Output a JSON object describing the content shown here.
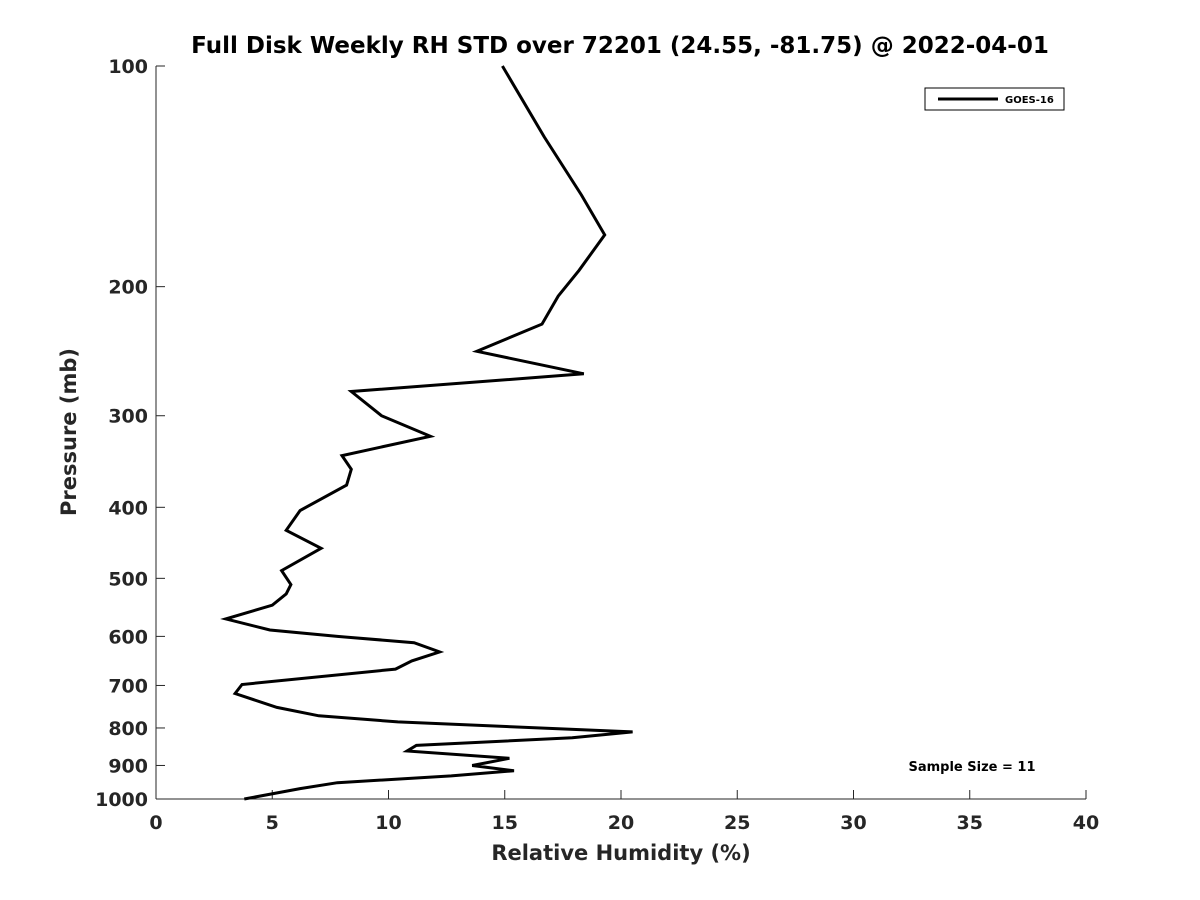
{
  "chart_data": {
    "type": "line",
    "title": "Full Disk Weekly RH STD over 72201 (24.55, -81.75) @ 2022-04-01",
    "xlabel": "Relative Humidity (%)",
    "ylabel": "Pressure (mb)",
    "xlim": [
      0,
      40
    ],
    "ylim": [
      100,
      1000
    ],
    "yscale": "log",
    "yreversed": true,
    "xticks": [
      0,
      5,
      10,
      15,
      20,
      25,
      30,
      35,
      40
    ],
    "yticks": [
      100,
      200,
      300,
      400,
      500,
      600,
      700,
      800,
      900,
      1000
    ],
    "legend": {
      "position": "top-right",
      "entries": [
        "GOES-16"
      ]
    },
    "annotation": "Sample Size = 11",
    "color": "#000000",
    "series": [
      {
        "name": "GOES-16",
        "points": [
          [
            14.9,
            100
          ],
          [
            16.7,
            125
          ],
          [
            18.3,
            150
          ],
          [
            19.3,
            170
          ],
          [
            18.2,
            190
          ],
          [
            17.3,
            206
          ],
          [
            16.6,
            225
          ],
          [
            13.8,
            245
          ],
          [
            18.4,
            263
          ],
          [
            8.4,
            278
          ],
          [
            9.7,
            300
          ],
          [
            11.8,
            320
          ],
          [
            8.0,
            340
          ],
          [
            8.4,
            355
          ],
          [
            8.2,
            373
          ],
          [
            6.2,
            404
          ],
          [
            5.6,
            430
          ],
          [
            7.1,
            455
          ],
          [
            5.4,
            488
          ],
          [
            5.8,
            510
          ],
          [
            5.6,
            525
          ],
          [
            5.0,
            544
          ],
          [
            3.0,
            568
          ],
          [
            4.9,
            588
          ],
          [
            7.8,
            600
          ],
          [
            11.1,
            612
          ],
          [
            12.2,
            630
          ],
          [
            11.0,
            648
          ],
          [
            10.3,
            665
          ],
          [
            3.7,
            698
          ],
          [
            3.4,
            718
          ],
          [
            5.2,
            750
          ],
          [
            7.0,
            770
          ],
          [
            10.4,
            785
          ],
          [
            20.5,
            810
          ],
          [
            17.9,
            825
          ],
          [
            11.2,
            845
          ],
          [
            10.8,
            860
          ],
          [
            15.2,
            880
          ],
          [
            13.6,
            900
          ],
          [
            15.4,
            915
          ],
          [
            12.7,
            930
          ],
          [
            7.8,
            950
          ],
          [
            6.2,
            968
          ],
          [
            3.8,
            1000
          ]
        ]
      }
    ]
  }
}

---

_The request_
All the material shown above is to be copied exactly, with no pictures carried over.

_Written answer_
Output a JSON object describing the content shown here.
{
  "chart_data": {
    "type": "line",
    "title": "Full Disk Weekly RH STD over 72201 (24.55, -81.75) @ 2022-04-01",
    "xlabel": "Relative Humidity (%)",
    "ylabel": "Pressure (mb)",
    "xlim": [
      0,
      40
    ],
    "ylim": [
      100,
      1000
    ],
    "yscale": "log",
    "yreversed": true,
    "xticks": [
      0,
      5,
      10,
      15,
      20,
      25,
      30,
      35,
      40
    ],
    "yticks": [
      100,
      200,
      300,
      400,
      500,
      600,
      700,
      800,
      900,
      1000
    ],
    "legend": {
      "position": "top-right",
      "entries": [
        "GOES-16"
      ]
    },
    "annotation": "Sample Size = 11",
    "color": "#000000",
    "series": [
      {
        "name": "GOES-16",
        "points": [
          [
            14.9,
            100
          ],
          [
            16.7,
            125
          ],
          [
            18.3,
            150
          ],
          [
            19.3,
            170
          ],
          [
            18.2,
            190
          ],
          [
            17.3,
            206
          ],
          [
            16.6,
            225
          ],
          [
            13.8,
            245
          ],
          [
            18.4,
            263
          ],
          [
            8.4,
            278
          ],
          [
            9.7,
            300
          ],
          [
            11.8,
            320
          ],
          [
            8.0,
            340
          ],
          [
            8.4,
            355
          ],
          [
            8.2,
            373
          ],
          [
            6.2,
            404
          ],
          [
            5.6,
            430
          ],
          [
            7.1,
            455
          ],
          [
            5.4,
            488
          ],
          [
            5.8,
            510
          ],
          [
            5.6,
            525
          ],
          [
            5.0,
            544
          ],
          [
            3.0,
            568
          ],
          [
            4.9,
            588
          ],
          [
            7.8,
            600
          ],
          [
            11.1,
            612
          ],
          [
            12.2,
            630
          ],
          [
            11.0,
            648
          ],
          [
            10.3,
            665
          ],
          [
            3.7,
            698
          ],
          [
            3.4,
            718
          ],
          [
            5.2,
            750
          ],
          [
            7.0,
            770
          ],
          [
            10.4,
            785
          ],
          [
            20.5,
            810
          ],
          [
            17.9,
            825
          ],
          [
            11.2,
            845
          ],
          [
            10.8,
            860
          ],
          [
            15.2,
            880
          ],
          [
            13.6,
            900
          ],
          [
            15.4,
            915
          ],
          [
            12.7,
            930
          ],
          [
            7.8,
            950
          ],
          [
            6.2,
            968
          ],
          [
            3.8,
            1000
          ]
        ]
      }
    ]
  }
}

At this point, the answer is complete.